Below is a block of records. Copy every line in it that contains the word "image".

= RECORDS PROVIDED =
Begin
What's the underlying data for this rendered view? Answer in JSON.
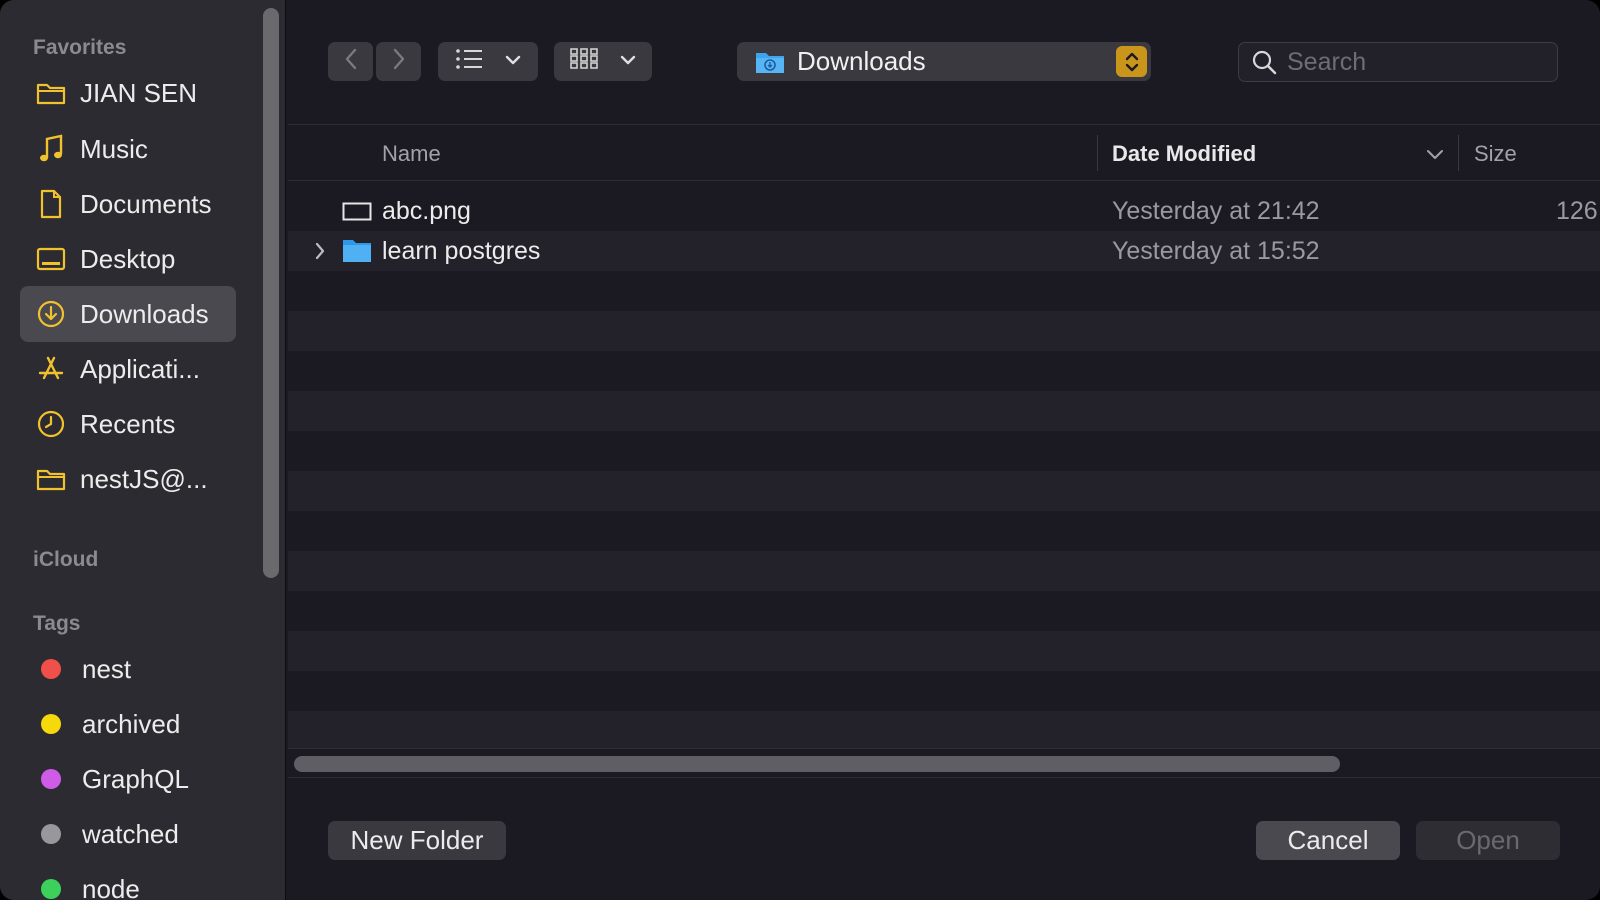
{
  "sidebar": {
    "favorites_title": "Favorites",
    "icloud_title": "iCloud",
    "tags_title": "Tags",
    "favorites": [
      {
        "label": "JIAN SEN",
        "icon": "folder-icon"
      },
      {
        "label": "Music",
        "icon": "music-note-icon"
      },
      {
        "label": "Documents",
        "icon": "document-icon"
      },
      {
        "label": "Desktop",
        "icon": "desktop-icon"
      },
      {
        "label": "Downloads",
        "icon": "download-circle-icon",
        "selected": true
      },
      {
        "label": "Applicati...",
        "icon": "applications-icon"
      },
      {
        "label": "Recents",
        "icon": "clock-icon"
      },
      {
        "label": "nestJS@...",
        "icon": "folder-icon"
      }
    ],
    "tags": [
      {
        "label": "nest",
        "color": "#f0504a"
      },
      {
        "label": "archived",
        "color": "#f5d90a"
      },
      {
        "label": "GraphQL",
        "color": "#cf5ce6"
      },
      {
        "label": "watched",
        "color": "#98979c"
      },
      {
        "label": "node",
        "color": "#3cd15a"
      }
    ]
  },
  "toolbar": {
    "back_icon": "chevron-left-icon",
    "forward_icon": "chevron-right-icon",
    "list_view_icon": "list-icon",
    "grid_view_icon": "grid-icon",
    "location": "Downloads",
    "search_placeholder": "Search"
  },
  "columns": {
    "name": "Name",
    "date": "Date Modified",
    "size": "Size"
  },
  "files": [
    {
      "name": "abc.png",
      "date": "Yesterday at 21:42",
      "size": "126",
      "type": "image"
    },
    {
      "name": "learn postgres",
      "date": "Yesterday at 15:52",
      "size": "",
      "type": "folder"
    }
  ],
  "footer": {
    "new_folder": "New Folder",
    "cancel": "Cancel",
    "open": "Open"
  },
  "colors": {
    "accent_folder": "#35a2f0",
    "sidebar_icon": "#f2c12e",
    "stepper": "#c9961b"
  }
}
End
Begin
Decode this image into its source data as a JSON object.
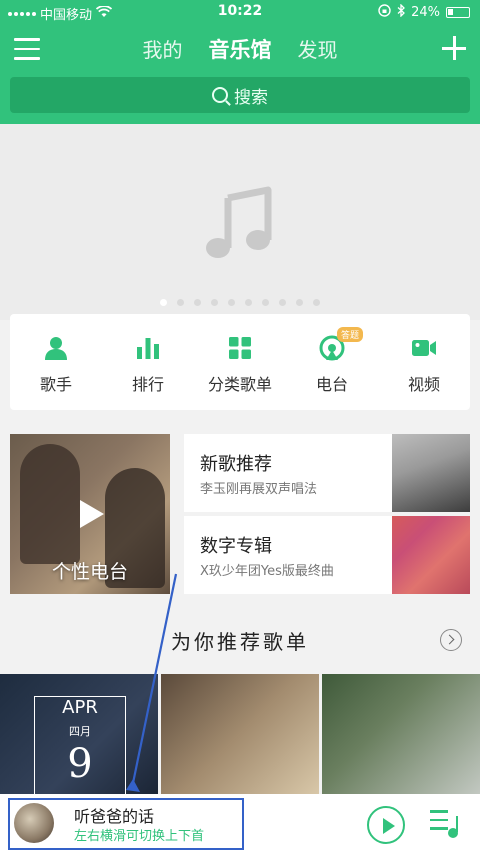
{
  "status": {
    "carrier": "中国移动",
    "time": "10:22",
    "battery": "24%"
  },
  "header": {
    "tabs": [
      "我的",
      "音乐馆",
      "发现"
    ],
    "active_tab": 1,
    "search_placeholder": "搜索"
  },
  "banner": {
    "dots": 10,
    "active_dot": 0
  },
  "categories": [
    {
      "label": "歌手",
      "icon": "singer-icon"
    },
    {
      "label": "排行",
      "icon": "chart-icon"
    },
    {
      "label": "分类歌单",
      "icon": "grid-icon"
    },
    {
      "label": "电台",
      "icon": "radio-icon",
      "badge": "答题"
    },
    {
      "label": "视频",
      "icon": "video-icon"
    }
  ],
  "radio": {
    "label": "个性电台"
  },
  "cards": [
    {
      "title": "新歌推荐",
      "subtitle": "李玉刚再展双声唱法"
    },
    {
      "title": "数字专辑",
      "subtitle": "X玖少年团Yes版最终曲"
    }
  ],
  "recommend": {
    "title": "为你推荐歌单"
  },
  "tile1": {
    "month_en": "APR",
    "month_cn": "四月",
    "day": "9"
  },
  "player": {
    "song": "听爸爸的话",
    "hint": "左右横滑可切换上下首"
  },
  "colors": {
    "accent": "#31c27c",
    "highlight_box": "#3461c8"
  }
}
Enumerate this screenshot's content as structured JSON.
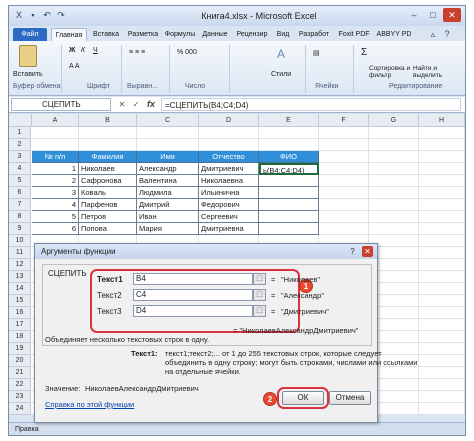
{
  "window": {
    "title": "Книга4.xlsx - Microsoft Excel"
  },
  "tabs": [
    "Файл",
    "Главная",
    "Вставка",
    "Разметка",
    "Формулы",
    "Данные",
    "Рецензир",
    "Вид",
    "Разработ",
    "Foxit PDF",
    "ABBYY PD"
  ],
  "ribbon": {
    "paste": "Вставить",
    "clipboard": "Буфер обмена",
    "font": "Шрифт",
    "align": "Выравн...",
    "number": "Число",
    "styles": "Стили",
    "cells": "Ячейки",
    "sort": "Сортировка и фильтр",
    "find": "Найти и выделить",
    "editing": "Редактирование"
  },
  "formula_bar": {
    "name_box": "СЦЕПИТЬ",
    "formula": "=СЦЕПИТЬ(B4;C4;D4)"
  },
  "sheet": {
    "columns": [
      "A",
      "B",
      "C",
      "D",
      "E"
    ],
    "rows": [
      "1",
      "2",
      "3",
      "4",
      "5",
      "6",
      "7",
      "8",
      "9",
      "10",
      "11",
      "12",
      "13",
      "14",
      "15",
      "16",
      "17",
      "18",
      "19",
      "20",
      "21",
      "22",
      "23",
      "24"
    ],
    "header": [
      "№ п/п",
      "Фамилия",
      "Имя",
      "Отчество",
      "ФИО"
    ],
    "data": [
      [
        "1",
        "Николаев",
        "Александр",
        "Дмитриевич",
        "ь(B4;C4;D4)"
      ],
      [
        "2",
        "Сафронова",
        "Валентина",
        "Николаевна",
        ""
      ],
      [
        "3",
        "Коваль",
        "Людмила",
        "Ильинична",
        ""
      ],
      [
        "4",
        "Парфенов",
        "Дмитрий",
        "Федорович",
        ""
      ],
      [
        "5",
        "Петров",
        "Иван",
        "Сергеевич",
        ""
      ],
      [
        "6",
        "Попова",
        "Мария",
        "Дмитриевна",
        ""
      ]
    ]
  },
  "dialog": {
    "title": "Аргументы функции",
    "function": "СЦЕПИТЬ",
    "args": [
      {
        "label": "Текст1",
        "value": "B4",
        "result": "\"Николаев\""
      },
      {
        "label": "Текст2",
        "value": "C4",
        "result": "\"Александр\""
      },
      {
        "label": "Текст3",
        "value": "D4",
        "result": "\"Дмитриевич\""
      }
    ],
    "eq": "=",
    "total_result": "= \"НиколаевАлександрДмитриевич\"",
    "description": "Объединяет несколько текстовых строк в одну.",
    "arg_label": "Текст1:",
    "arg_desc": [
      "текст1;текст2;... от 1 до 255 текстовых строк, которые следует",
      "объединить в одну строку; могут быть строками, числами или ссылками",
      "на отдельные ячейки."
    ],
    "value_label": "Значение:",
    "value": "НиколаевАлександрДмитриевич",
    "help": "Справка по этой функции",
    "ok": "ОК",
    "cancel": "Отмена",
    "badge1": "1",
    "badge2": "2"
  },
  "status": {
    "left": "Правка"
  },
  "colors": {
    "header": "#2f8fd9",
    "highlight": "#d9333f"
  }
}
End
= FINISHED ANSWER =
      "type": "image"
Decode this image into its source data as a JSON object.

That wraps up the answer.